= STATED PROBLEM =
Look at the entries below and reproduce them exactly.

— start of SUPPLIED MATERIAL —

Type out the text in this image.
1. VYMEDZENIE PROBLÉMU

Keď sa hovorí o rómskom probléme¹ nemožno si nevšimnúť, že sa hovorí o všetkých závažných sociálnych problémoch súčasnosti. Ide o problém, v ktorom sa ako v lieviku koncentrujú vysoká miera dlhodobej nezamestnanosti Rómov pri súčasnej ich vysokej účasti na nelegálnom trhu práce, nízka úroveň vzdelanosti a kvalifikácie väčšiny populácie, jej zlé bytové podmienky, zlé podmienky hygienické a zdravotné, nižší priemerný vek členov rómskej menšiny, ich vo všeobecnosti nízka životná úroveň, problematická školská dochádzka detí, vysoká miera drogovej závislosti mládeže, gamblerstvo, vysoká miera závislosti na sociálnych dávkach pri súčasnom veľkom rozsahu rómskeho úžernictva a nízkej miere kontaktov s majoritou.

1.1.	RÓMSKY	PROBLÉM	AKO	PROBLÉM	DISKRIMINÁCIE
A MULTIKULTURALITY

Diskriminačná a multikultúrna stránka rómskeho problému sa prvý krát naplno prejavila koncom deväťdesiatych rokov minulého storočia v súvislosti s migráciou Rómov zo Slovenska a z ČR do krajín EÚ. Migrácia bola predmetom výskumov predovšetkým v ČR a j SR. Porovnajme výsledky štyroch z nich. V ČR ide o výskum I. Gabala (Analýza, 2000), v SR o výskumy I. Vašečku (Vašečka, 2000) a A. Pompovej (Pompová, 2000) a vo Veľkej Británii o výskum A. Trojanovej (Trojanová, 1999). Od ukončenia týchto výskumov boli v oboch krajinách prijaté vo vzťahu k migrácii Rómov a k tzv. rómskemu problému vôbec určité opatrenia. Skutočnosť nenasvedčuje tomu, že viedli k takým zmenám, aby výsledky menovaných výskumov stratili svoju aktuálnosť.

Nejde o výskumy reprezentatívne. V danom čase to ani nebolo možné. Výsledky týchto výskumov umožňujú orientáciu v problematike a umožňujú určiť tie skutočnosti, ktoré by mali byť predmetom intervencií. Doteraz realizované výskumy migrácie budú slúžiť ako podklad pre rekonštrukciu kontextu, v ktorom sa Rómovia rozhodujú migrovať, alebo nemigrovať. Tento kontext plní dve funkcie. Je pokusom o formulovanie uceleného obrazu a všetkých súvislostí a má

— end of SUPPLIED MATERIAL —

= SOLVED EXERCISE =
Type out the text in this image.
1. VYMEDZENIE PROBLÉMU

Keď sa hovorí o rómskom probléme¹ nemožno si nevšimnúť, že sa hovorí o všetkých závažných sociálnych problémoch súčasnosti. Ide o problém, v ktorom sa ako v lieviku koncentrujú vysoká miera dlhodobej nezamestnanosti Rómov pri súčasnej ich vysokej účasti na nelegálnom trhu práce, nízka úroveň vzdelanosti a kvalifikácie väčšiny populácie, jej zlé bytové podmienky, zlé podmienky hygienické a zdravotné, nižší priemerný vek členov rómskej menšiny, ich vo všeobecnosti nízka životná úroveň, problematická školská dochádzka detí, vysoká miera drogovej závislosti mládeže, gamblerstvo, vysoká miera závislosti na sociálnych dávkach pri súčasnom veľkom rozsahu rómskeho úžernictva a nízkej miere kontaktov s majoritou.

1.1.	RÓMSKY	PROBLÉM	AKO	PROBLÉM	DISKRIMINÁCIE
A MULTIKULTURALITY

Diskriminačná a multikultúrna stránka rómskeho problému sa prvý krát naplno prejavila koncom deväťdesiatych rokov minulého storočia v súvislosti s migráciou Rómov zo Slovenska a z ČR do krajín EÚ. Migrácia bola predmetom výskumov predovšetkým v ČR a j SR. Porovnajme výsledky štyroch z nich. V ČR ide o výskum I. Gabala (Analýza, 2000), v SR o výskumy I. Vašečku (Vašečka, 2000) a A. Pompovej (Pompová, 2000) a vo Veľkej Británii o výskum A. Trojanovej (Trojanová, 1999). Od ukončenia týchto výskumov boli v oboch krajinách prijaté vo vzťahu k migrácii Rómov a k tzv. rómskemu problému vôbec určité opatrenia. Skutočnosť nenasvedčuje tomu, že viedli k takým zmenám, aby výsledky menovaných výskumov stratili svoju aktuálnosť.

Nejde o výskumy reprezentatívne. V danom čase to ani nebolo možné. Výsledky týchto výskumov umožňujú orientáciu v problematike a umožňujú určiť tie skutočnosti, ktoré by mali byť predmetom intervencií. Doteraz realizované výskumy migrácie budú slúžiť ako podklad pre rekonštrukciu kontextu, v ktorom sa Rómovia rozhodujú migrovať, alebo nemigrovať. Tento kontext plní dve funkcie. Je pokusom o formulovanie uceleného obrazu a všetkých súvislostí a má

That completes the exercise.